▶ Task prompt: Omit any picture, and return the remaining data exactly as written.

▶ Data provided:

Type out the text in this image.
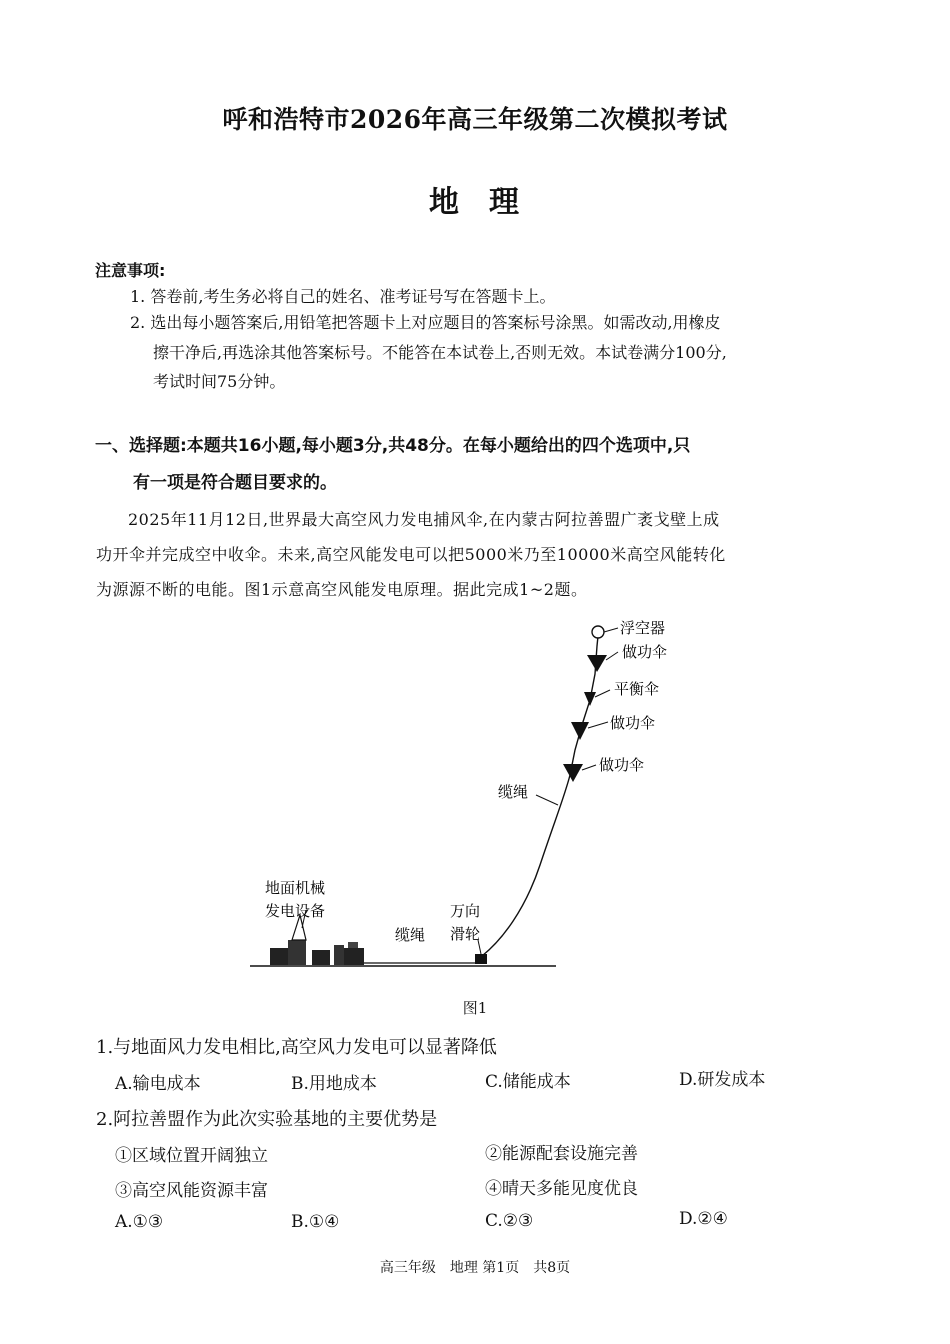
呼和浩特市2026年高三年级第二次模拟考试
地理
注意事项:
1. 答卷前,考生务必将自己的姓名、准考证号写在答题卡上。
2. 选出每小题答案后,用铅笔把答题卡上对应题目的答案标号涂黑。如需改动,用橡皮
擦干净后,再选涂其他答案标号。不能答在本试卷上,否则无效。本试卷满分100分,
考试时间75分钟。
一、选择题:本题共16小题,每小题3分,共48分。在每小题给出的四个选项中,只
有一项是符合题目要求的。
2025年11月12日,世界最大高空风力发电捕风伞,在内蒙古阿拉善盟广袤戈壁上成
功开伞并完成空中收伞。未来,高空风能发电可以把5000米乃至10000米高空风能转化
为源源不断的电能。图1示意高空风能发电原理。据此完成1~2题。
浮空器
做功伞
平衡伞
做功伞
做功伞
缆绳
地面机械
发电设备
缆绳
万向
滑轮
图1
1.与地面风力发电相比,高空风力发电可以显著降低
A.输电成本	B.用地成本	C.储能成本	D.研发成本
2.阿拉善盟作为此次实验基地的主要优势是
①区域位置开阔独立	②能源配套设施完善
③高空风能资源丰富	④晴天多能见度优良
A.①③	B.①④	C.②③	D.②④
高三年级　地理 第1页　共8页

▶ Result for this task:
Type out the text in this image.
呼和浩特市2026年高三年级第二次模拟考试
地理
注意事项:
1. 答卷前,考生务必将自己的姓名、准考证号写在答题卡上。
2. 选出每小题答案后,用铅笔把答题卡上对应题目的答案标号涂黑。如需改动,用橡皮
擦干净后,再选涂其他答案标号。不能答在本试卷上,否则无效。本试卷满分100分,
考试时间75分钟。
一、选择题:本题共16小题,每小题3分,共48分。在每小题给出的四个选项中,只
有一项是符合题目要求的。
2025年11月12日,世界最大高空风力发电捕风伞,在内蒙古阿拉善盟广袤戈壁上成
功开伞并完成空中收伞。未来,高空风能发电可以把5000米乃至10000米高空风能转化
为源源不断的电能。图1示意高空风能发电原理。据此完成1~2题。
浮空器
做功伞
平衡伞
做功伞
做功伞
缆绳
地面机械
发电设备
缆绳
万向
滑轮
图1
1.与地面风力发电相比,高空风力发电可以显著降低
A.输电成本	B.用地成本	C.储能成本	D.研发成本
2.阿拉善盟作为此次实验基地的主要优势是
①区域位置开阔独立	②能源配套设施完善
③高空风能资源丰富	④晴天多能见度优良
A.①③	B.①④	C.②③	D.②④
高三年级　地理 第1页　共8页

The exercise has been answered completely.